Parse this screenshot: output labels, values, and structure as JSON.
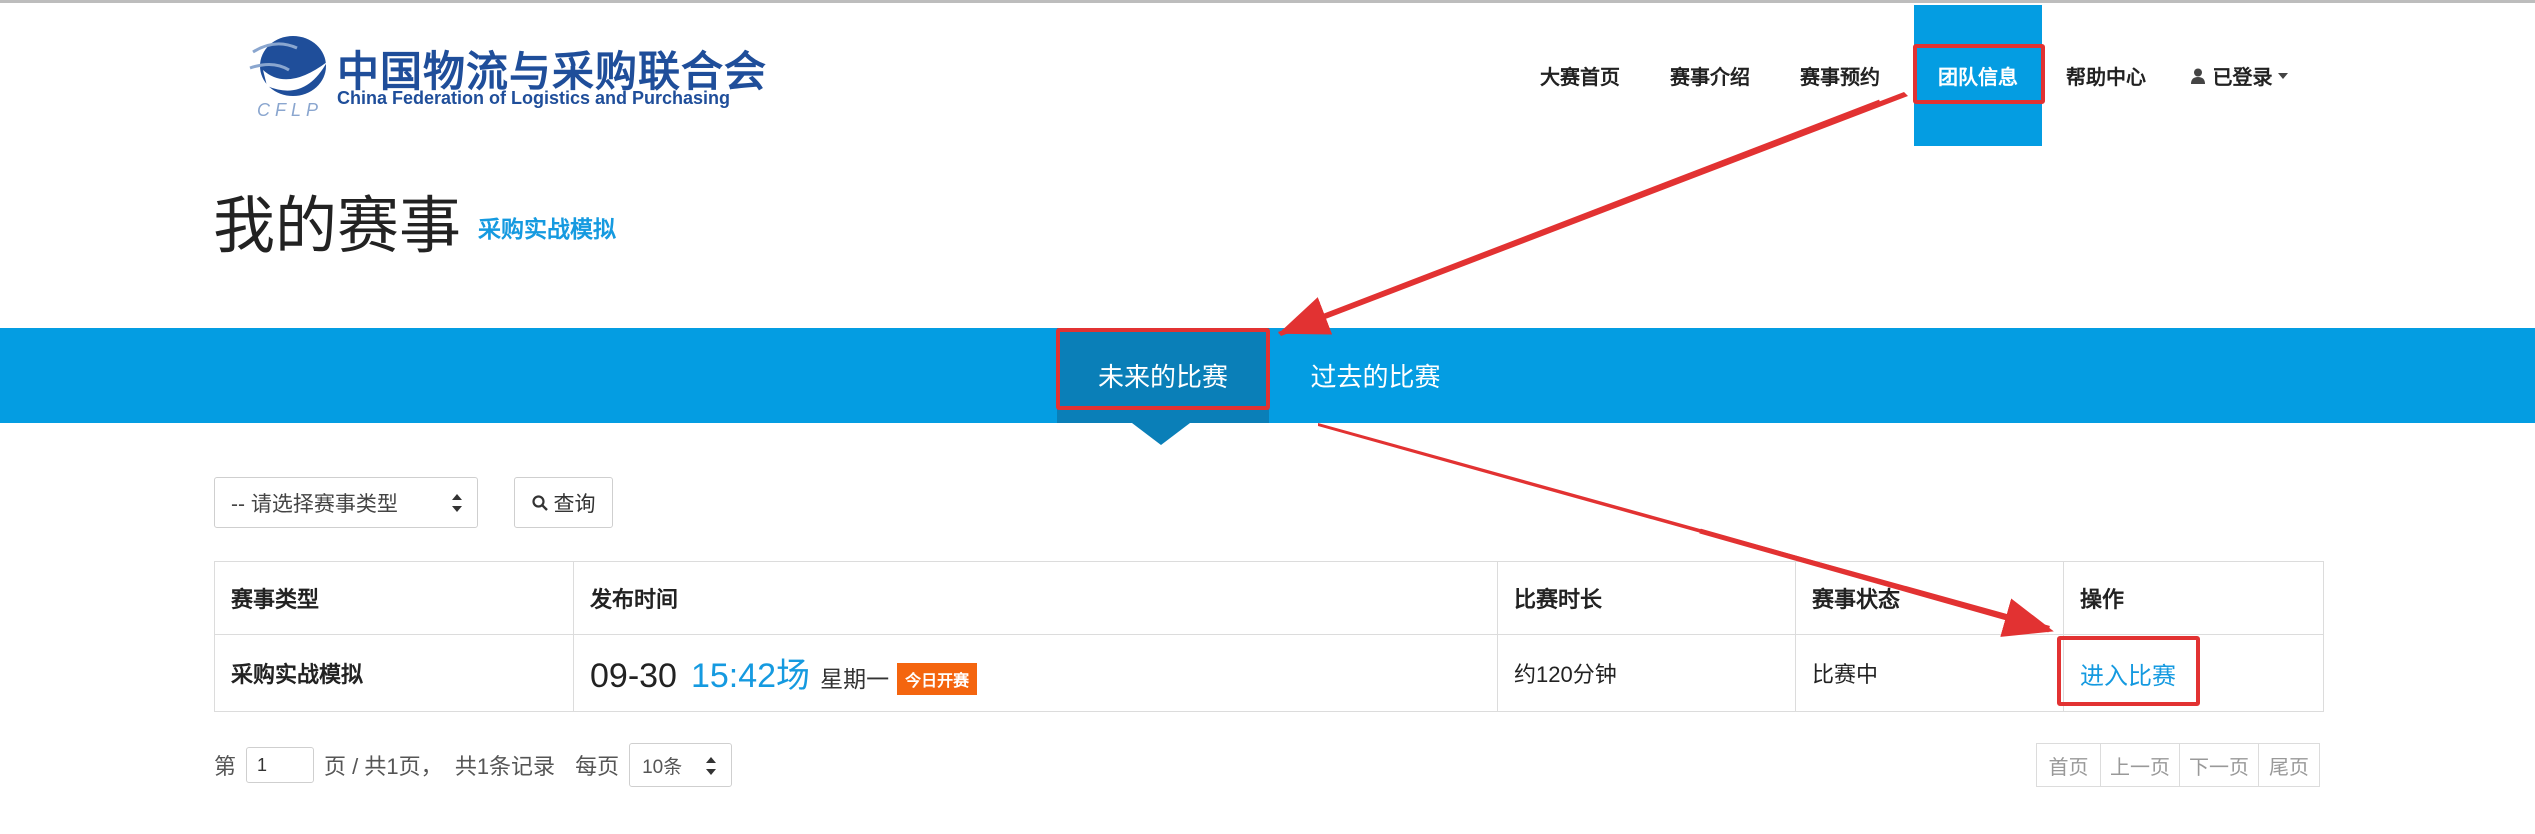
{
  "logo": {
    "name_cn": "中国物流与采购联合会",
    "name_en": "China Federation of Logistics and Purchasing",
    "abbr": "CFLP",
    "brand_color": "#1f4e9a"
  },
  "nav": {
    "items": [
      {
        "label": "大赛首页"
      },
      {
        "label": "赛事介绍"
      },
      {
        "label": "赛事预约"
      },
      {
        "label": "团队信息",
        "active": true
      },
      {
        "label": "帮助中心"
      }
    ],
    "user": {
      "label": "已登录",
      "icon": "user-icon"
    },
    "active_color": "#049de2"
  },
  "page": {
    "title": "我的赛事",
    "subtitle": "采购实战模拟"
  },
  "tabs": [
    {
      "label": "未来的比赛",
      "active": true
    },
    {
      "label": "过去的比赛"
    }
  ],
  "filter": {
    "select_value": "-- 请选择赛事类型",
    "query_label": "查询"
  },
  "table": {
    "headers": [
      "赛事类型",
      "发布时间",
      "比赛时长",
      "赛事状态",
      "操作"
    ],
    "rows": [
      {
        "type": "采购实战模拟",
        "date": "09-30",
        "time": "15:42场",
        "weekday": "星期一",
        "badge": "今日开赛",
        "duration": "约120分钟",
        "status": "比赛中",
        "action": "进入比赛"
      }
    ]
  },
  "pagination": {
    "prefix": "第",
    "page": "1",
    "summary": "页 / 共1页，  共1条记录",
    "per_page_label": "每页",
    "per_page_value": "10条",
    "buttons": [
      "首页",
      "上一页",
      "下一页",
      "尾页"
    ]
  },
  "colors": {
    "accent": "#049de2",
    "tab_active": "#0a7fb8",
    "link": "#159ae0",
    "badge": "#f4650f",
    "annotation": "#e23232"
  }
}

--

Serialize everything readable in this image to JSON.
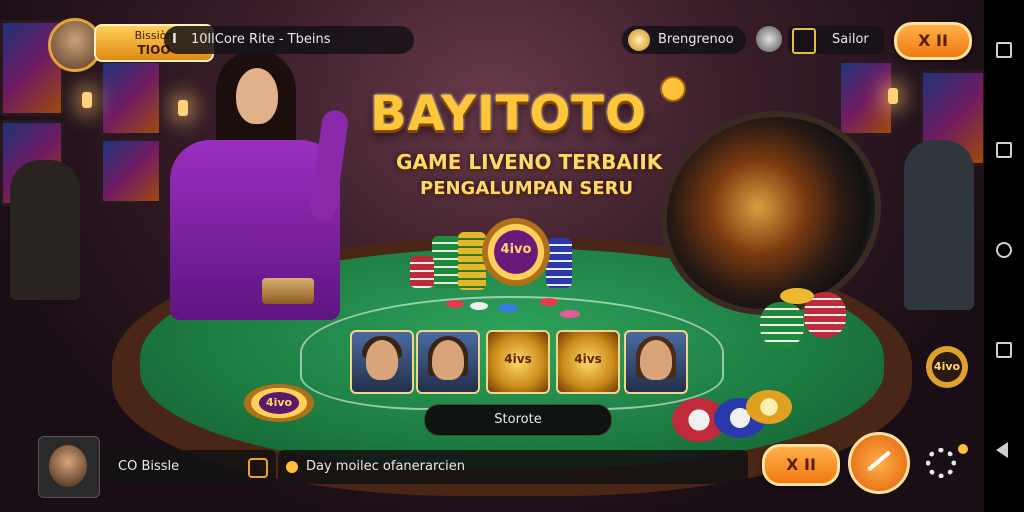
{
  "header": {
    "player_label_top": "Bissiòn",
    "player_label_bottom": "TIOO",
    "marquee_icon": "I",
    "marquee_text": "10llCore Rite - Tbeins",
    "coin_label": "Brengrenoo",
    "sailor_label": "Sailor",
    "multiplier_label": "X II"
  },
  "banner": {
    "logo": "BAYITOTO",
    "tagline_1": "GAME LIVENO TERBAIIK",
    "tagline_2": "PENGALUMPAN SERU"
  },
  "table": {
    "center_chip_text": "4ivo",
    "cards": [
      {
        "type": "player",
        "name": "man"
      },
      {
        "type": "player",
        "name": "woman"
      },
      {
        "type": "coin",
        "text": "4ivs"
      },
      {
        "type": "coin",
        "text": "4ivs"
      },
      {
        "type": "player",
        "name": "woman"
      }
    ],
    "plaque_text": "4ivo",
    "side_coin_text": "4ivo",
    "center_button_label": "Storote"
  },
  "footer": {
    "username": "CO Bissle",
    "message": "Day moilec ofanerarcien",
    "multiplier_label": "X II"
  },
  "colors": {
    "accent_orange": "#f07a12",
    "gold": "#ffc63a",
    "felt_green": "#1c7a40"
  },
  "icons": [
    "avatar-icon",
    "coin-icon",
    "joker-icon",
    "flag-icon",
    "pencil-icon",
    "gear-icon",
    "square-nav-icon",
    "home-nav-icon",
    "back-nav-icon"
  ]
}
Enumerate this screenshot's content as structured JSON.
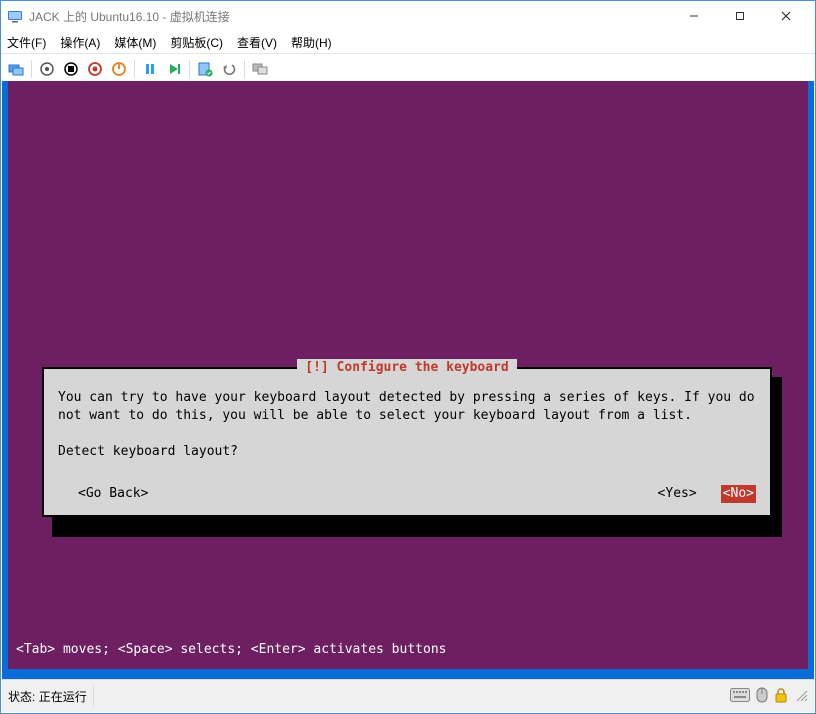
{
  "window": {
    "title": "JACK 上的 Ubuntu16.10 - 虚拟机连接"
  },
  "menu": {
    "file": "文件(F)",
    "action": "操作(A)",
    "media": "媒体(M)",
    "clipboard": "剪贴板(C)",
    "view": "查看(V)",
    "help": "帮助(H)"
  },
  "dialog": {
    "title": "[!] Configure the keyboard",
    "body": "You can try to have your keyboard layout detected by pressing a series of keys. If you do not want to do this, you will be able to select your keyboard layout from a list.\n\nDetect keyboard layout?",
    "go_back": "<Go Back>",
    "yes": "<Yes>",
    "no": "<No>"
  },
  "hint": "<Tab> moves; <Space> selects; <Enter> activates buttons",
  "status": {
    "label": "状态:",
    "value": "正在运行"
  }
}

- [Exercise]: In the records above, locate every line with the string "buttons" and copy it.

- [Response for this exercise]:
    "buttons": [
  "hint": "<Tab> moves; <Space> selects; <Enter> activates buttons",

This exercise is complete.